* _Requirements_:
Copy the data exactly as it appears, and do not include any pictures.

<<<<

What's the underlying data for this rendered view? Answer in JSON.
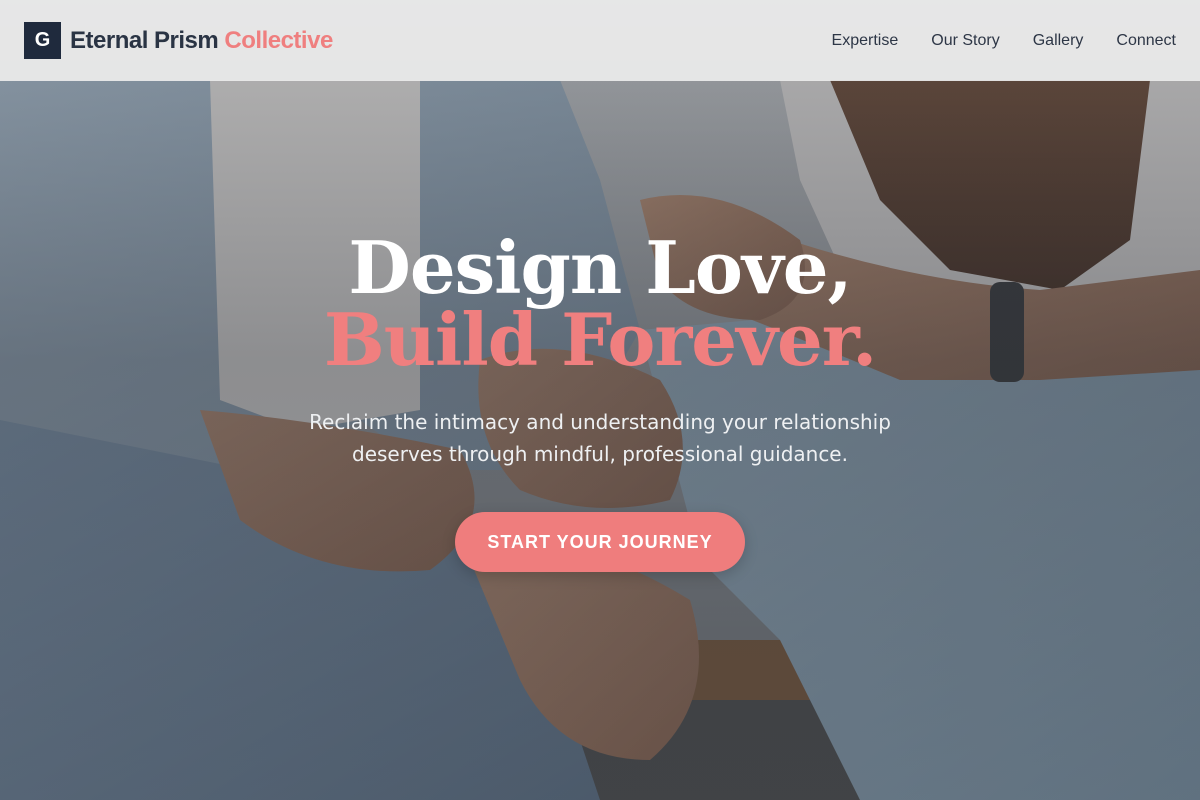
{
  "brand": {
    "mark_letter": "G",
    "name_primary": "Eternal Prism",
    "name_accent": "Collective"
  },
  "nav": {
    "items": [
      {
        "label": "Expertise"
      },
      {
        "label": "Our Story"
      },
      {
        "label": "Gallery"
      },
      {
        "label": "Connect"
      }
    ]
  },
  "hero": {
    "headline_line1": "Design Love,",
    "headline_line2": "Build Forever.",
    "subtext": "Reclaim the intimacy and understanding your relationship deserves through mindful, professional guidance.",
    "cta_label": "START YOUR JOURNEY"
  },
  "colors": {
    "brand_dark": "#1f2a3d",
    "accent_coral": "#ef7f7f",
    "header_bg": "#ececec",
    "text_light": "#ffffff"
  },
  "icons": {
    "background": "couple-holding-hands-photo"
  }
}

>>>>

* _Result_:
What's the underlying data for this rendered view? Answer in JSON.
{
  "brand": {
    "mark_letter": "G",
    "name_primary": "Eternal Prism",
    "name_accent": "Collective"
  },
  "nav": {
    "items": [
      {
        "label": "Expertise"
      },
      {
        "label": "Our Story"
      },
      {
        "label": "Gallery"
      },
      {
        "label": "Connect"
      }
    ]
  },
  "hero": {
    "headline_line1": "Design Love,",
    "headline_line2": "Build Forever.",
    "subtext": "Reclaim the intimacy and understanding your relationship deserves through mindful, professional guidance.",
    "cta_label": "START YOUR JOURNEY"
  },
  "colors": {
    "brand_dark": "#1f2a3d",
    "accent_coral": "#ef7f7f",
    "header_bg": "#ececec",
    "text_light": "#ffffff"
  },
  "icons": {
    "background": "couple-holding-hands-photo"
  }
}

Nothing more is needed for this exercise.